*Stated task*:
From the listing, collect all lines containing the word "Safety".

*Task material*:

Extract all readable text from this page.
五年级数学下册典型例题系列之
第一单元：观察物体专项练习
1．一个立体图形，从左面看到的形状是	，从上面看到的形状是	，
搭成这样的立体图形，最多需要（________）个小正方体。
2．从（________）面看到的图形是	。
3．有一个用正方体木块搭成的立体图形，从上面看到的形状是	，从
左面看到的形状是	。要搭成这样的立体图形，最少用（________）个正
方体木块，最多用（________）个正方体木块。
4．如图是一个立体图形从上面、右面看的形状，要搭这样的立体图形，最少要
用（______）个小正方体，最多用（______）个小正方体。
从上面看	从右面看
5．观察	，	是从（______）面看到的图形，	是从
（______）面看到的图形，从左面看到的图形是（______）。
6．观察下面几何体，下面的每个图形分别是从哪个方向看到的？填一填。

--

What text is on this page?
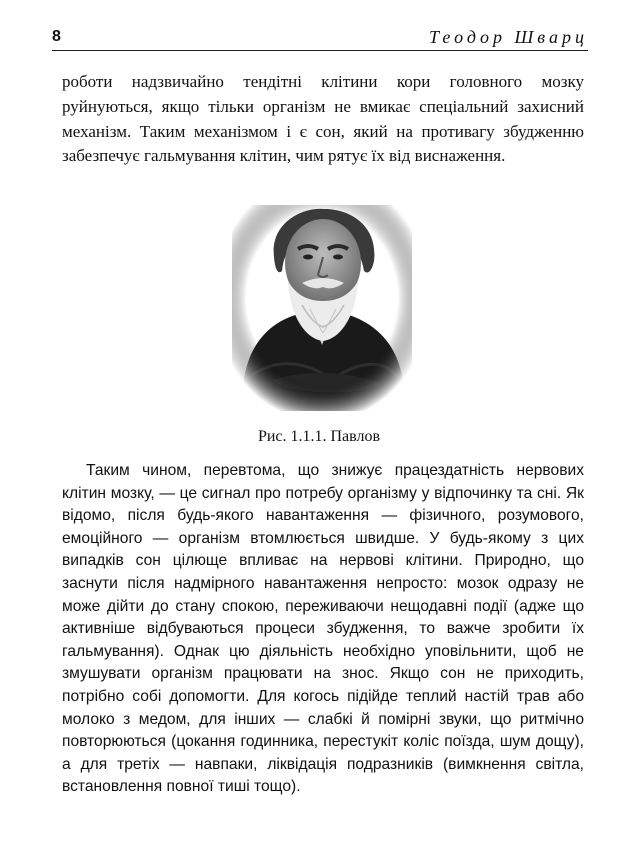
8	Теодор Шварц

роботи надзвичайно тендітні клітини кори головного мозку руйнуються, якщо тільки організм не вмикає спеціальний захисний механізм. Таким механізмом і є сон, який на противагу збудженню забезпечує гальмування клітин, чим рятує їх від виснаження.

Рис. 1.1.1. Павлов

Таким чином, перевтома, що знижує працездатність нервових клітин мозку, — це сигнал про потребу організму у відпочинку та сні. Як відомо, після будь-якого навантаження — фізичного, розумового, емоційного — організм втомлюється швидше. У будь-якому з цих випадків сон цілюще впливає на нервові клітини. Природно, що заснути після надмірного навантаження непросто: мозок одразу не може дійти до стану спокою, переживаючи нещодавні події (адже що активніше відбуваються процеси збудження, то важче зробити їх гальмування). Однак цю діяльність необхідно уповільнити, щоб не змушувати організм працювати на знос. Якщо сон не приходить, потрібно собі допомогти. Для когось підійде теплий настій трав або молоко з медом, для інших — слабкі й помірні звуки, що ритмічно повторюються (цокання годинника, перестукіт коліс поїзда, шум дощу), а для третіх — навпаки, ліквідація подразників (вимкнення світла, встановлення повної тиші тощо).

---

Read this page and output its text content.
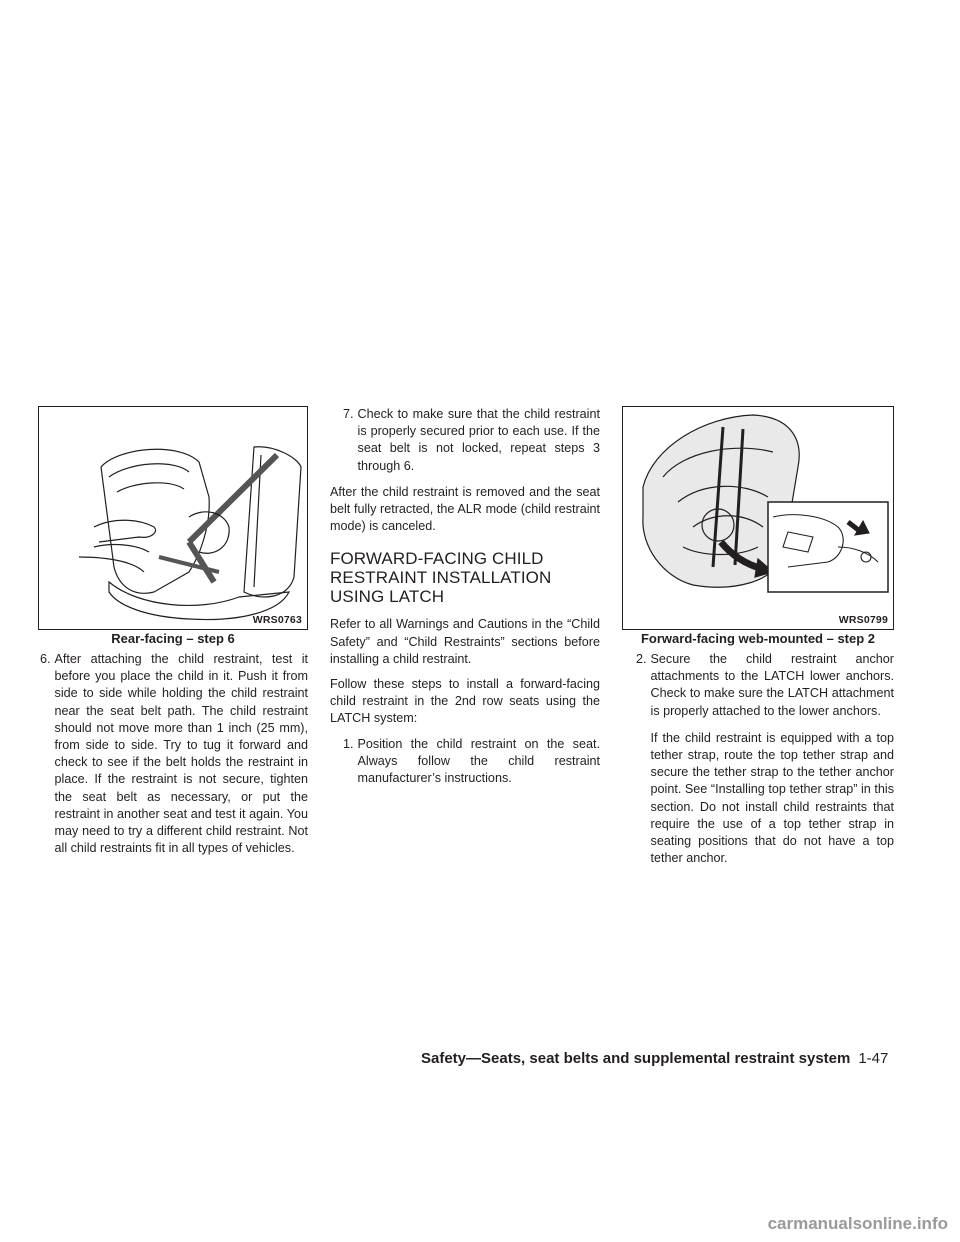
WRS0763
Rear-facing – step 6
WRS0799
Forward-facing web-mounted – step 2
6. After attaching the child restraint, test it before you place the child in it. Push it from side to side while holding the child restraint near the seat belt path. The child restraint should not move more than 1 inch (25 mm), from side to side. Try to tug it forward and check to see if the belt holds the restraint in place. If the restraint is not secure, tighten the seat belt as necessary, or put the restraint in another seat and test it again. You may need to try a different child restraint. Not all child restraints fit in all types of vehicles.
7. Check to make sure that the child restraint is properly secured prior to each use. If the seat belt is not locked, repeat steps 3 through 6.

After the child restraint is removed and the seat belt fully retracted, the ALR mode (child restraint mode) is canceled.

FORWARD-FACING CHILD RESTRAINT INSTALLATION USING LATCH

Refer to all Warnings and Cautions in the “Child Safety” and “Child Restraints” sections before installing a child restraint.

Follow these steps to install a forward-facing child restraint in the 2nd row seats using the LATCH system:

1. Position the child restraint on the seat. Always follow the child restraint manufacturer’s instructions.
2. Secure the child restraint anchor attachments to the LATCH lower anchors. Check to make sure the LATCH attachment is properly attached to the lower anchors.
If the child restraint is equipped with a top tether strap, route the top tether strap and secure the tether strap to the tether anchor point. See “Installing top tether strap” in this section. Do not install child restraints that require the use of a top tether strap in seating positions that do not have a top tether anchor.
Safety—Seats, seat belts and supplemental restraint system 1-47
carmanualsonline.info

*Worked solution*:
Refer to all Warnings and Cautions in the “Child Safety” and “Child Restraints” sections before installing a child restraint.
Safety—Seats, seat belts and supplemental restraint system 1-47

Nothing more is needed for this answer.